━━ EXTRACTED RECORDS ━━
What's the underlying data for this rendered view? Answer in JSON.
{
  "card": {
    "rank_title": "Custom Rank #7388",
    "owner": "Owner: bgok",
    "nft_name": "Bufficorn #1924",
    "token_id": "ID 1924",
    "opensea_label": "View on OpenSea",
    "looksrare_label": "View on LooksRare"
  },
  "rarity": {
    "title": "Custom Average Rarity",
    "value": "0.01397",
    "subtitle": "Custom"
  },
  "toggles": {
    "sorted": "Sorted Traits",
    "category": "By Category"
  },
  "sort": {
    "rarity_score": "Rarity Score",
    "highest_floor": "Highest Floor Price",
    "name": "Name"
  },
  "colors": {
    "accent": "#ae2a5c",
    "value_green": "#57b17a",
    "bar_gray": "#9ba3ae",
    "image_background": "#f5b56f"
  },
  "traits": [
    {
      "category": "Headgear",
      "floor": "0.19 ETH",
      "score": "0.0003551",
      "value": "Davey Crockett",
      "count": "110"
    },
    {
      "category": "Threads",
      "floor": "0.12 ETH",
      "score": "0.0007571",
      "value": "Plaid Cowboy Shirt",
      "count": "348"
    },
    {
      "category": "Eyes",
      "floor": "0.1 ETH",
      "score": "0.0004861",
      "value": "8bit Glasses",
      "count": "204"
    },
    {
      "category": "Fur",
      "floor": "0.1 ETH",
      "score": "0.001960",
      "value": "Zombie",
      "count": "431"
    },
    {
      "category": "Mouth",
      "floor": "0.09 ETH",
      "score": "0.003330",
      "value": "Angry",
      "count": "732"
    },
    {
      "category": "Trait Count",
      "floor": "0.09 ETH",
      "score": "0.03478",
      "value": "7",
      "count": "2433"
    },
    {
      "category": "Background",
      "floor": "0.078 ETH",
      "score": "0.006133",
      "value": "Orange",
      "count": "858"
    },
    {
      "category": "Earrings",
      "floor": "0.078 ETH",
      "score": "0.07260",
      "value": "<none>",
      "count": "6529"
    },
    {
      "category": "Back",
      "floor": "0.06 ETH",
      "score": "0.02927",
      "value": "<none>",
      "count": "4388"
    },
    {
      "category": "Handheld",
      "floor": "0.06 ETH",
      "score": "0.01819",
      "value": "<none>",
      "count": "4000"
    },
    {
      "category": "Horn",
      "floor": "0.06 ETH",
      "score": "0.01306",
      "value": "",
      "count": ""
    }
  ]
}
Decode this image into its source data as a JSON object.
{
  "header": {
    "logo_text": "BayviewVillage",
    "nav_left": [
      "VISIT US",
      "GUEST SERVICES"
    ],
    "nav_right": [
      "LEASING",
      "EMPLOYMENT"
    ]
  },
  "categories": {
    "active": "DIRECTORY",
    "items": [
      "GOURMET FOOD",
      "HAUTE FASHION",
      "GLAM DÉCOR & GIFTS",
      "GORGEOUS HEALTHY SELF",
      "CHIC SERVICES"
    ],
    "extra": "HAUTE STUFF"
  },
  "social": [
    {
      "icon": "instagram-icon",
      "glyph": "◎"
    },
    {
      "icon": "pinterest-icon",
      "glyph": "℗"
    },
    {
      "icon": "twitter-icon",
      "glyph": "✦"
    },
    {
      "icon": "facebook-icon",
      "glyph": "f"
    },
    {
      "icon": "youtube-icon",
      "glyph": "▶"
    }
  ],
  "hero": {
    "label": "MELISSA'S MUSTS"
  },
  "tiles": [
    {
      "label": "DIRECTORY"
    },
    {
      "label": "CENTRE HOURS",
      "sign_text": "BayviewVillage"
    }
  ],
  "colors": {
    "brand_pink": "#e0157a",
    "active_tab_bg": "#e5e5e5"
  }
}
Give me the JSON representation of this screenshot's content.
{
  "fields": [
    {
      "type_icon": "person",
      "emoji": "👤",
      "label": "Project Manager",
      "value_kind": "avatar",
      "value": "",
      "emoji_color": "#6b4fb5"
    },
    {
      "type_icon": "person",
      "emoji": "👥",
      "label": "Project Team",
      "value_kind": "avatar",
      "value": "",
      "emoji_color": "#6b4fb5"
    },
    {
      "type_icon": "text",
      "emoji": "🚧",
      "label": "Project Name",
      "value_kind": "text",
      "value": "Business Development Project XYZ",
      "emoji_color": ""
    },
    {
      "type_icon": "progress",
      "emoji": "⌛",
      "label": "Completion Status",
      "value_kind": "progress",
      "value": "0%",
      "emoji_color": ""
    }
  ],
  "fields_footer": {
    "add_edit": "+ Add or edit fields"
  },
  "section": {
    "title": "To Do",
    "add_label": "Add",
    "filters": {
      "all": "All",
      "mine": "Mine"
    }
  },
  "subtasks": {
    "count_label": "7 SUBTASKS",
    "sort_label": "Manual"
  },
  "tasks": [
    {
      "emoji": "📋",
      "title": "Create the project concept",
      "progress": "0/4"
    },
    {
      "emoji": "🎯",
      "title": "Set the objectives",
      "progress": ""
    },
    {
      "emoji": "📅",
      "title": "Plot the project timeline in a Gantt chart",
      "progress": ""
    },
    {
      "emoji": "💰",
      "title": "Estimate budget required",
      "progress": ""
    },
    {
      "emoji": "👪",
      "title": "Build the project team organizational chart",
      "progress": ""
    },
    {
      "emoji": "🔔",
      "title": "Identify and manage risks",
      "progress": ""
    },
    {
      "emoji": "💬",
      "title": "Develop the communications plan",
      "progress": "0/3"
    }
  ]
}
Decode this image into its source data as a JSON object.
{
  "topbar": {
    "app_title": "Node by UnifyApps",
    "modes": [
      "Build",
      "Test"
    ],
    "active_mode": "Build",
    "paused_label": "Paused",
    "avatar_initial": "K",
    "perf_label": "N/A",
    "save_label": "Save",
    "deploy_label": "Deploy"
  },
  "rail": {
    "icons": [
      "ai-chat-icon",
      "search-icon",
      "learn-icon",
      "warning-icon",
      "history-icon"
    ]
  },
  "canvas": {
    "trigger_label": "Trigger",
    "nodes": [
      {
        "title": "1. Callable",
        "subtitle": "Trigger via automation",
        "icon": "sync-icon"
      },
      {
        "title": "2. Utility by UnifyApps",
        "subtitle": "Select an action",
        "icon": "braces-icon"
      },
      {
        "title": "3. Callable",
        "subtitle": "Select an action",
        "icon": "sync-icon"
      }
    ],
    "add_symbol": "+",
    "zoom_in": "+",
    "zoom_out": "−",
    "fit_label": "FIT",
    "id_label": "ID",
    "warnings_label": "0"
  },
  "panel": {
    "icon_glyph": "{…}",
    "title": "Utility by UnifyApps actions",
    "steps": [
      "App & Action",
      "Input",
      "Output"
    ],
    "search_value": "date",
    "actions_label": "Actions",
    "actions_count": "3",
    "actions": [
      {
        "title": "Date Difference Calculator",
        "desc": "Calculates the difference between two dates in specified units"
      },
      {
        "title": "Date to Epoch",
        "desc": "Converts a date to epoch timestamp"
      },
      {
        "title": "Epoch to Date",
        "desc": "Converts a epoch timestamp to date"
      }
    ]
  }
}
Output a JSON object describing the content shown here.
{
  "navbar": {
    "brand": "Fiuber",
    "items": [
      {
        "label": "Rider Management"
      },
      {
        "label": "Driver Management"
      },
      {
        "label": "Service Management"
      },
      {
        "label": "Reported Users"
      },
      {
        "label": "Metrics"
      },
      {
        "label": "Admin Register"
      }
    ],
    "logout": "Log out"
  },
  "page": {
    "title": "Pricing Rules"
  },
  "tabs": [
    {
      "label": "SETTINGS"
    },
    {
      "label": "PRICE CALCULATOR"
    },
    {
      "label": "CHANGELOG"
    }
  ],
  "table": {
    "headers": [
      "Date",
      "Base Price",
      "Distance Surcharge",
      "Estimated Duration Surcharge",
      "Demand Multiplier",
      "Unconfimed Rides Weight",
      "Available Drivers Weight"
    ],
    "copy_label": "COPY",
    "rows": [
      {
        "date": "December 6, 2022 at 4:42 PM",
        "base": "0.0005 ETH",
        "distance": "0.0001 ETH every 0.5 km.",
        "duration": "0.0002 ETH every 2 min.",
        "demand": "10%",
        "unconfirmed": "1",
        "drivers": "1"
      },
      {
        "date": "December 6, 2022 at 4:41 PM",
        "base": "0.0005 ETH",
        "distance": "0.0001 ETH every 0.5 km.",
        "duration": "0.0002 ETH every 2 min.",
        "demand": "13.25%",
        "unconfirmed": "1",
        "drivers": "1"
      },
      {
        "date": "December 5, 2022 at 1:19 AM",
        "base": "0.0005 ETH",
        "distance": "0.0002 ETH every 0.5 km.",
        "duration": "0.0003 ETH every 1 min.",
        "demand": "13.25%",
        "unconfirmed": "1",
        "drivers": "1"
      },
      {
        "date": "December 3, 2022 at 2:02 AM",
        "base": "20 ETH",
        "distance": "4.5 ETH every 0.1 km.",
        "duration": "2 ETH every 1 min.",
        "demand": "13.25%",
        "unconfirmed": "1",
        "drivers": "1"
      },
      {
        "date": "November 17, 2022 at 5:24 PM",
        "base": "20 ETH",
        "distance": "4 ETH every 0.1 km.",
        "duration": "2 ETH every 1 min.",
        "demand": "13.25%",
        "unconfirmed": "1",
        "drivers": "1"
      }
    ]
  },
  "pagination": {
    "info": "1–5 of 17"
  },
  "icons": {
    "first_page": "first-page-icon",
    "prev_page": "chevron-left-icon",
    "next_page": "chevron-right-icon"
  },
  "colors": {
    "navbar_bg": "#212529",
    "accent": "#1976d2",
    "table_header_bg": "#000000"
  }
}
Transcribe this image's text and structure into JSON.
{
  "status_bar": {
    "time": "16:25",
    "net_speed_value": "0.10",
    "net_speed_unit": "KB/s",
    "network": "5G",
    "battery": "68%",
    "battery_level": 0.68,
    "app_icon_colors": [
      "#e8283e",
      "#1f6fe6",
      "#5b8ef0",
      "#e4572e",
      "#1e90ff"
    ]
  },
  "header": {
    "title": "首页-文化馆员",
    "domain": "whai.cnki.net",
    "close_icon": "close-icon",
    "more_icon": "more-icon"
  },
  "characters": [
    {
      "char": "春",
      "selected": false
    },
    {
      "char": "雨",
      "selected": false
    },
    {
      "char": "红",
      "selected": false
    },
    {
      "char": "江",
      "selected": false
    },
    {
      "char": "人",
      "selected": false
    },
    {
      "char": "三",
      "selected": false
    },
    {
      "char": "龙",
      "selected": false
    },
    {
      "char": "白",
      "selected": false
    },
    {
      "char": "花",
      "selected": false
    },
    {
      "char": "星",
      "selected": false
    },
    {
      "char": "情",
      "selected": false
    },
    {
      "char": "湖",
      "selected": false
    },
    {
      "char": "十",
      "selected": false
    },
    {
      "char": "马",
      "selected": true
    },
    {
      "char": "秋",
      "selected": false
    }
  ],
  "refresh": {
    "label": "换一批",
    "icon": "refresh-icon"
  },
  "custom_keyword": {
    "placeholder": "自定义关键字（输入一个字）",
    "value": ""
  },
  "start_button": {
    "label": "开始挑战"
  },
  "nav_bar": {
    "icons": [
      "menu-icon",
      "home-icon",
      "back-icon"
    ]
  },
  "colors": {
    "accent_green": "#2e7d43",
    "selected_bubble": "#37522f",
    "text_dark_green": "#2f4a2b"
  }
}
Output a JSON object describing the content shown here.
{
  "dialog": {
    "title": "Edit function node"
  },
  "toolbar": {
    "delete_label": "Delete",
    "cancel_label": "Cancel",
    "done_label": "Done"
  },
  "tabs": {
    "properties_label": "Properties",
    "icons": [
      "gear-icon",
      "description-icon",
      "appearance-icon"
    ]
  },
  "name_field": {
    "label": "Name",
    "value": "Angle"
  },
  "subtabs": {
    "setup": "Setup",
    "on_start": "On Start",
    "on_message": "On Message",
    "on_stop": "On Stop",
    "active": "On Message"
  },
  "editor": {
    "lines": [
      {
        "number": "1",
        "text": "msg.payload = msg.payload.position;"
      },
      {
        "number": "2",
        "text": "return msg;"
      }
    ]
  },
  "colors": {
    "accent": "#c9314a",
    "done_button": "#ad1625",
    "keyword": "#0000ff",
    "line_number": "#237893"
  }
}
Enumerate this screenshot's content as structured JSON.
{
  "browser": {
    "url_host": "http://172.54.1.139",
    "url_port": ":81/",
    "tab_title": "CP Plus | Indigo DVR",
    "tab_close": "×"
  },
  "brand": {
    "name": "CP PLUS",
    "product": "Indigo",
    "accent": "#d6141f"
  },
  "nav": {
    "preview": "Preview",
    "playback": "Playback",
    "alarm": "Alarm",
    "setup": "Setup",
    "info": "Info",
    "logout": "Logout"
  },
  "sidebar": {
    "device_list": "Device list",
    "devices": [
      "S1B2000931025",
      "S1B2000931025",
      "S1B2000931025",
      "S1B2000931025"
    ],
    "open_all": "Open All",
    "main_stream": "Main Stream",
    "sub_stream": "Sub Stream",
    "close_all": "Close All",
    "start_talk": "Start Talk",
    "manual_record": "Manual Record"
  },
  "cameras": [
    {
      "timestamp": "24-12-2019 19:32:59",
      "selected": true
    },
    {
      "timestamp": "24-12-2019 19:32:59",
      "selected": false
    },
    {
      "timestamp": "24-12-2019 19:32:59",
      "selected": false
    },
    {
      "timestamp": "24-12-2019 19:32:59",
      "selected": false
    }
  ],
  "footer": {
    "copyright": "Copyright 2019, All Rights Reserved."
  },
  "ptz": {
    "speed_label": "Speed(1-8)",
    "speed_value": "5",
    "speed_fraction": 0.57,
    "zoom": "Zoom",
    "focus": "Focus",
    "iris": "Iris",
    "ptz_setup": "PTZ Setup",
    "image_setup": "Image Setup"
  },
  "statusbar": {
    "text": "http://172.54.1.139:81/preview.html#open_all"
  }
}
━━━
**TASK OBJECTIVE**. Report only the number of lines that hold the string "chevron" in this listing.

**EXERCISE OUTPUT**. 2